● **Page extract**
And, if the trend of instability is any indication, AQ is poised to become the competitive advantage in the many industries where change is so rampant it’s hard to know who you’re even competing with anymore.

Whether you’re starting something new or you’re helping your enterprise adapt to meet new demands, these are the organizational capabilities and tactics you must develop for a strong adaptability quotient.

Four Organizational Capabilities for a Strong Adaptability Quotient

The problem with your current strategy is that it assumes predictable outcomes based on the past.

Static strongholds like market position, forecasts, and five-year plans simply won’t cut it in an unpredictable present (and future).

Instead, capabilities such as proactive listening, experimentation on the largest scale, codependent multi-company systems, and flattened hierarchies will propel companies to the leading edge of their industries.

Proactive Listening

It’s easy enough to understand that recognizing and acting on shifts in the market and consumer behavior is vital to adaptability, but how does a company actually do so in an age where information is plentiful to both you and your competitors all at once?

Quite honestly, you’re going to want to implement some kind of technology to collect and parse tons of data, recognize patterns, and enact real-time actions to take advantage of split-second opportunities to boost revenue.

Take for example Tesco in the UK.

The grocery retailer employs real-time data analysis on the purchase patterns of its loyalty program members. Their artificially-intelligent system is able to recognize changes in consumer behavior and create custom offers even at the single store level.

With digital tools that make it an obvious leader in UK’s retail space, Tesco is able to leverage its technology even further by selling access to it to other retailers that haven’t quite caught up.

Experimentation (and Failure)

Just what you wanted to hear—spend even more time and money on R&D, right?

Well, that’s not quite the case for companies with a strong adaptability quotient.  

Yes, high-AQ companies do tend to experiment more; but because they embrace digital transformation their experiments can be done in a way that takes less time, costs less in materials and personnel resources, and won’t damage your brand should it flop.

When Procter & Gamble starts to develop a new product, it taps into crowdsourcing platforms to solve technical issues, sets up experiments in virtual “stores,” and employs online communities to gather feedback.

Now, over 80 percent of every single new-business initiative at  P&G takes advantage of the digital “sandbox” they’ve developed.

Ikea takes their experimentation capability all the way down to their actual business model.

In Russia, Ikea makes more profit from the malls it develops and operates than it does from its meatball-slinging retail stores. They saw the chance to experiment with a new business model and took it—creating a brand new revenue stream.

But much like experimenting in a lab, experimenting within a business can also blow up in your face. The difference with adaptable companies is how they choose to learn and continue to innovate in the face of failure.

A Multi-Company Ecosystem

Digital connectivity has made neighbors of us all.

Take advantage of your new neighborhood by developing a dynamic ecosystem in which each company is a codependent yet unique element of the equation.

Once upon a time, Nokia led the cell phone market. Today, there are some generations who don’t even know what Nokia is.

So how did competitors like Apple wipe them away?

By getting out of the cell phone business.

● **Objectives**
1) In the article on the adaptability quotient, in which country does Ikea make more profit from the malls it develops and operates than from its retail stores?
2) Continue the article on the adaptability quotient, starting right after its final sentence about getting out of the cell phone business.

● **Entries provided**
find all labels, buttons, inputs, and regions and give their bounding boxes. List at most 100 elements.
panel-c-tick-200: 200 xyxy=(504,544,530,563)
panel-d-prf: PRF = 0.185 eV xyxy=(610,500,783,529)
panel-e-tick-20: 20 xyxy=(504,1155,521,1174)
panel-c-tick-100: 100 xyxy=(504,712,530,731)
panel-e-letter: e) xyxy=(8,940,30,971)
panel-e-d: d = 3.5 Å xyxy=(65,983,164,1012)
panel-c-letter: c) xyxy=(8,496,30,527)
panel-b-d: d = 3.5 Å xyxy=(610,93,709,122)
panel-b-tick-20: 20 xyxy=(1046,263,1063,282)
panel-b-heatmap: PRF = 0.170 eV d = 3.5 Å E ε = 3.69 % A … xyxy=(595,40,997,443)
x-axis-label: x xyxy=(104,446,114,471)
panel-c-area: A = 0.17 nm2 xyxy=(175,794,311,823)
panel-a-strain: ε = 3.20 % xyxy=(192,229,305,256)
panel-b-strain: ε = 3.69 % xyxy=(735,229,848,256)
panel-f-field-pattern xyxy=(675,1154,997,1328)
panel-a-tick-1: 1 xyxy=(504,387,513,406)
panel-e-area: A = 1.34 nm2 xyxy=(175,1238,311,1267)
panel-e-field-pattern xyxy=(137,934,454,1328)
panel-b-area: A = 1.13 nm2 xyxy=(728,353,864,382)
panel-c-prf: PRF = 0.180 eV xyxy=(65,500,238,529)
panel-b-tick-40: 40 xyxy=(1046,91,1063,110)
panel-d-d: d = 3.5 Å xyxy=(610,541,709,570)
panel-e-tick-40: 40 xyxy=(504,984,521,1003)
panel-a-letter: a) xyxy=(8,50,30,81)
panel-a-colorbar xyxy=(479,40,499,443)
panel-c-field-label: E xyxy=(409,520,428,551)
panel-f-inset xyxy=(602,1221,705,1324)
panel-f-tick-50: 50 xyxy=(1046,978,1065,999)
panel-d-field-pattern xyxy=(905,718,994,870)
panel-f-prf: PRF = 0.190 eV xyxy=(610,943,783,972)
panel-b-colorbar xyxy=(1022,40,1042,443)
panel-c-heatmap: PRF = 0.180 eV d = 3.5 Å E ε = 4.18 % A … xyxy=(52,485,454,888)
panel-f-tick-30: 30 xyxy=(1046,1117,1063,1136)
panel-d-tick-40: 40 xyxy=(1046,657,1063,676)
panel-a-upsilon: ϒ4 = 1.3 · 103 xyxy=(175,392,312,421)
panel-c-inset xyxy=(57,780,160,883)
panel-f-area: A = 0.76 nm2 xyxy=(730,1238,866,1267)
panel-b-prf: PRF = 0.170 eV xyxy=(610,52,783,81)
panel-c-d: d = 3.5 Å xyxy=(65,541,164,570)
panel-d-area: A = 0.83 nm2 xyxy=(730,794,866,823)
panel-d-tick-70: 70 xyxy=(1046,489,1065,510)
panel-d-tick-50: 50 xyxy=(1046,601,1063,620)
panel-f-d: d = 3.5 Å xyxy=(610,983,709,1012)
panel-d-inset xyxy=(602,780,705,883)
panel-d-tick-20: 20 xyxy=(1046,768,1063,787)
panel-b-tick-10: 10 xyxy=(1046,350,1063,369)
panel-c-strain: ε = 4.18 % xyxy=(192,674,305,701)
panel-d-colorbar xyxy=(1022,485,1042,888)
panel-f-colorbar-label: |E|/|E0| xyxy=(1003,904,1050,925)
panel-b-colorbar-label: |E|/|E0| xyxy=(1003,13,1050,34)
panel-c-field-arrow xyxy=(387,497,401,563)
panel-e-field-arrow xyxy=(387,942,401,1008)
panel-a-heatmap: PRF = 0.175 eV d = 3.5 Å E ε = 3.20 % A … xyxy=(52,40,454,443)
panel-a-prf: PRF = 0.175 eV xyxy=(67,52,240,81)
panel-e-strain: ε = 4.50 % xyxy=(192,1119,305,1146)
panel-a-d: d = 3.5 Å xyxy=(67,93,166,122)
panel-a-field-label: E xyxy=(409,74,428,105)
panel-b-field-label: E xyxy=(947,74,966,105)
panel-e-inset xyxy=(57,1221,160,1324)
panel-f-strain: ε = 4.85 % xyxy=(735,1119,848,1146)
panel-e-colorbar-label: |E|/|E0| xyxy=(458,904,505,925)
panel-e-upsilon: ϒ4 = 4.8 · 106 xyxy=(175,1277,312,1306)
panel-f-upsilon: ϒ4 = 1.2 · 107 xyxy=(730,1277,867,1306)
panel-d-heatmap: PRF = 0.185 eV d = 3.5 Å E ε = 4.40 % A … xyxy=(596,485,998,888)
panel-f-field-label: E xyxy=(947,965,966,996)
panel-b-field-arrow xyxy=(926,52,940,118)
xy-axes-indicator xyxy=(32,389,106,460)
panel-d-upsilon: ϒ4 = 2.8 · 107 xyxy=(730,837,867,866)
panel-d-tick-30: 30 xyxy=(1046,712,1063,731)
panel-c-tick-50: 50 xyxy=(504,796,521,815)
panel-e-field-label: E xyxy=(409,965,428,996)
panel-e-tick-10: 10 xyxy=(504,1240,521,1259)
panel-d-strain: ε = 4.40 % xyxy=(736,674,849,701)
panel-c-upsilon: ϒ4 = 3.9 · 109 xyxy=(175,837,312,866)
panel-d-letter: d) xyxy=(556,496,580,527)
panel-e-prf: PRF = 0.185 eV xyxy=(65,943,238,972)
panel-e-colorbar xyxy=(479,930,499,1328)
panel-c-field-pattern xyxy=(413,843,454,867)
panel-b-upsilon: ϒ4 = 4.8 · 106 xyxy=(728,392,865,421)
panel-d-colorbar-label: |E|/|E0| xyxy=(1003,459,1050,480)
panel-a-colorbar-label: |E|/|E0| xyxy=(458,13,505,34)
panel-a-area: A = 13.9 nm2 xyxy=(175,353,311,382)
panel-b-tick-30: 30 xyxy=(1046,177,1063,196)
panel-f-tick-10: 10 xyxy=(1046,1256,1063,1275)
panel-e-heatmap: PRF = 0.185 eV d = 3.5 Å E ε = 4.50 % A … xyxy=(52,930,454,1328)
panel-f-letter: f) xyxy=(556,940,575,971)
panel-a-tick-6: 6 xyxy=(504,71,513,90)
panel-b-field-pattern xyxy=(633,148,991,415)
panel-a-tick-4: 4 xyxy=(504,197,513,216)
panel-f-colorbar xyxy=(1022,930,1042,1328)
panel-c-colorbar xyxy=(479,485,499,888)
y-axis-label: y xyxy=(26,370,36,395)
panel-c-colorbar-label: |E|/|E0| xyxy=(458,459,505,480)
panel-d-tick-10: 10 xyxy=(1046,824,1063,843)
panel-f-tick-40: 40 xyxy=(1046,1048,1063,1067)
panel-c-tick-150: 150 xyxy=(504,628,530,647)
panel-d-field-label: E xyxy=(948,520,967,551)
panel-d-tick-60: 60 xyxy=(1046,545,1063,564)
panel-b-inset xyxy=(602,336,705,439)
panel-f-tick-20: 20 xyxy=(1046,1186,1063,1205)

● **Exercise responses**
1) Russia.

2)
Apple is an innovation and design company at heart. They’re able to focus on this core competency while relying on a complementary ecosystem of suppliers, manufacturers, telecom companies, and application developers to bring to fruition the devices that make them a market leader today.

Decentralized Decision Making

Illustration showing the Whole Foods decision making model

What’s the point of having all these awesome AQ capabilities if Angela from accounting doesn’t even have the freedom to share a spending trend she spotted with her well-meaning but under-informed regional manager?

Mobility doesn’t just do an economy good—it’s also necessary to create a work environment in which ideas and knowledge are free to flow, diverse viewpoints are heard, autonomy is celebrated, and flexibility is encouraged.

Companies with higher adaptability quotients tend to depend less on rigid hierarchies and more on strategic teams of skilled people that can be reorganized to fit the issue at hand.

Like at Whole Foods, strategy and important decisions are informed by teams that are in the thick of day-to-day business instead of execs who can be states or even countries away.

These small, agile, customized teams are simply better prepared to recognize changes in consumer behavior and act upon them.

Contrary as it may seem, a “free-range” workplace isn’t quite no holds barred.

In order for decentralization to work, very adept managers must apply just the right mix of freedom and boundaries while hiring people who can thrive in a high-power, high-responsibility environment in the first place.

At Netflix, instead of clocking in and out and tracking PTO—the powers that be trust their hires and steep their culture in several strongly-held core beliefs.

Tactics to Foster Adaptability Even at The Enterprise Level

While you might not be able to drop everything to pursue new core capabilities, there are tactics you can take inside even the most rigid or large businesses to create space in which adaptability can flourish.

As a company leader, you should empower managers and other decision makers to operate these tactics as if they’re an extension of their everyday tasks.

An image of a trade show

Look Beyond Known Competitors

It’s all too easy to look at what your long-time competitors are doing to make sure you’re tracking or, better yet, staying ahead of the curve.

But what about the disruptors? The innovators? Almost every industry has at least one organization that’s changing the game. They are who you should be striving to emulate.

Furthermore, what’s going on in industries related to yours? What HR technology, sales automation, or AI-powered customer service can you take advantage of?

With a laser focus on what’s next for your industry, your enterprise leaders will develop an adaptive mindset that’s always looking for the next big competitive advantage.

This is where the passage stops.